▶ **Written problem**:
Write out the listing below without alteration, omitting its pictures.

□ □ □ □

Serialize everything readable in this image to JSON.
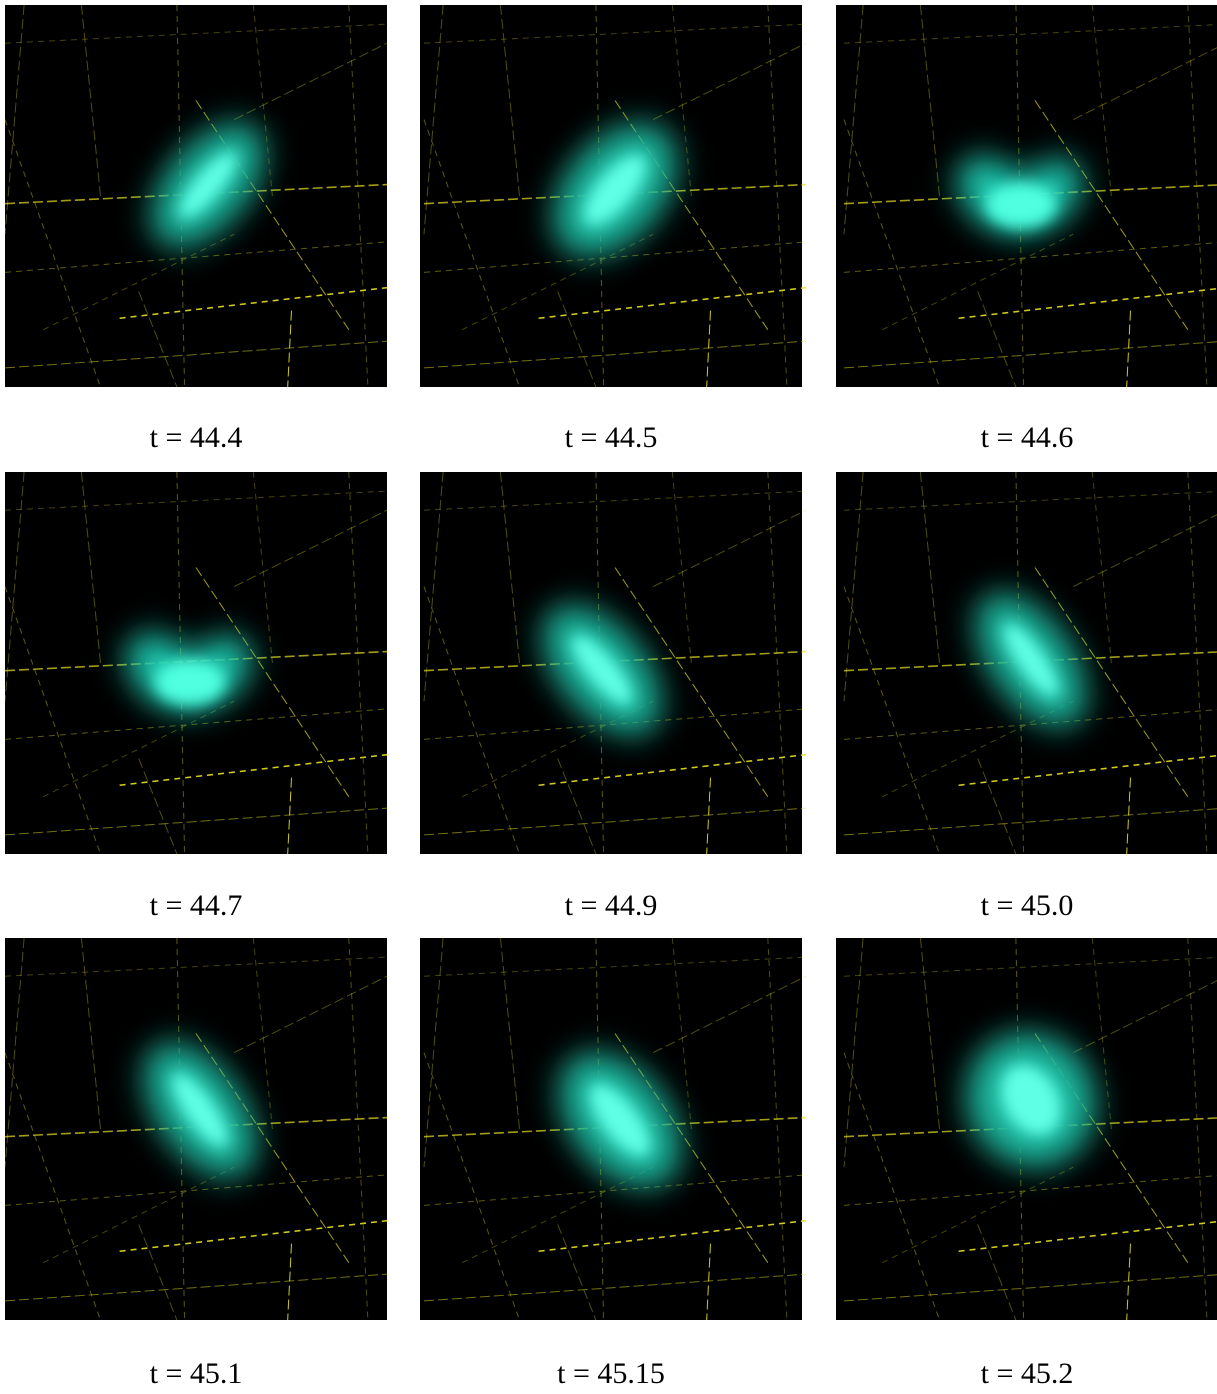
{
  "panels": [
    {
      "caption": "t = 44.4"
    },
    {
      "caption": "t = 44.5"
    },
    {
      "caption": "t = 44.6"
    },
    {
      "caption": "t = 44.7"
    },
    {
      "caption": "t = 44.9"
    },
    {
      "caption": "t = 45.0"
    },
    {
      "caption": "t = 45.1"
    },
    {
      "caption": "t = 45.15"
    },
    {
      "caption": "t = 45.2"
    }
  ]
}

□ □ □ □

▶ **Task result**:
Serialize everything readable in this image to JSON.
{
  "panels": [
    {
      "caption": "t = 44.4"
    },
    {
      "caption": "t = 44.5"
    },
    {
      "caption": "t = 44.6"
    },
    {
      "caption": "t = 44.7"
    },
    {
      "caption": "t = 44.9"
    },
    {
      "caption": "t = 45.0"
    },
    {
      "caption": "t = 45.1"
    },
    {
      "caption": "t = 45.15"
    },
    {
      "caption": "t = 45.2"
    }
  ]
}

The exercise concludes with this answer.